Exercise instructions – Reproduce the records exactly.

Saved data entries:
+===+

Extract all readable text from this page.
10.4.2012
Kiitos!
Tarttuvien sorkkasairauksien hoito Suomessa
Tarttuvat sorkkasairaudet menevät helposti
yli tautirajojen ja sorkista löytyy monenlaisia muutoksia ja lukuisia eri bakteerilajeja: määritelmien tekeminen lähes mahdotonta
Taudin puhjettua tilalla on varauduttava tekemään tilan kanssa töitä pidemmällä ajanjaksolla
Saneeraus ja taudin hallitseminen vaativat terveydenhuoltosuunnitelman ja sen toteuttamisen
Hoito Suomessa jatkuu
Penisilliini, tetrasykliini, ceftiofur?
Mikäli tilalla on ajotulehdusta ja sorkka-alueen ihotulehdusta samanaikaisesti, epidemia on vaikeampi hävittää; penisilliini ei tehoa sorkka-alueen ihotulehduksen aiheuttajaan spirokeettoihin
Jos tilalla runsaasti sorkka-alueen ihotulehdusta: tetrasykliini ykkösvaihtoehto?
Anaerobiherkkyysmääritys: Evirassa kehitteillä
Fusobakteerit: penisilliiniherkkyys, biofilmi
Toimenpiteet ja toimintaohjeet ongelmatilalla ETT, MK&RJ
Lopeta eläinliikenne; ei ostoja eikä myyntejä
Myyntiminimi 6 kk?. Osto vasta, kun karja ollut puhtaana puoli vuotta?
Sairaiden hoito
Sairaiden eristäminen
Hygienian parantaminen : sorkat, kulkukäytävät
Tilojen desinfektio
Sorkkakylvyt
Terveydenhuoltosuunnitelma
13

+===+

Solved problem –
Extract all readable text from this page.
10.4.2012
Kiitos!
Tarttuvien sorkkasairauksien hoito Suomessa
Tarttuvat sorkkasairaudet menevät helposti
yli tautirajojen ja sorkista löytyy monenlaisia muutoksia ja lukuisia eri bakteerilajeja: määritelmien tekeminen lähes mahdotonta
Taudin puhjettua tilalla on varauduttava tekemään tilan kanssa töitä pidemmällä ajanjaksolla
Saneeraus ja taudin hallitseminen vaativat terveydenhuoltosuunnitelman ja sen toteuttamisen
Hoito Suomessa jatkuu
Penisilliini, tetrasykliini, ceftiofur?
Mikäli tilalla on ajotulehdusta ja sorkka-alueen ihotulehdusta samanaikaisesti, epidemia on vaikeampi hävittää; penisilliini ei tehoa sorkka-alueen ihotulehduksen aiheuttajaan spirokeettoihin
Jos tilalla runsaasti sorkka-alueen ihotulehdusta: tetrasykliini ykkösvaihtoehto?
Anaerobiherkkyysmääritys: Evirassa kehitteillä
Fusobakteerit: penisilliiniherkkyys, biofilmi
Toimenpiteet ja toimintaohjeet ongelmatilalla ETT, MK&RJ
Lopeta eläinliikenne; ei ostoja eikä myyntejä
Myyntiminimi 6 kk?. Osto vasta, kun karja ollut puhtaana puoli vuotta?
Sairaiden hoito
Sairaiden eristäminen
Hygienian parantaminen : sorkat, kulkukäytävät
Tilojen desinfektio
Sorkkakylvyt
Terveydenhuoltosuunnitelma
13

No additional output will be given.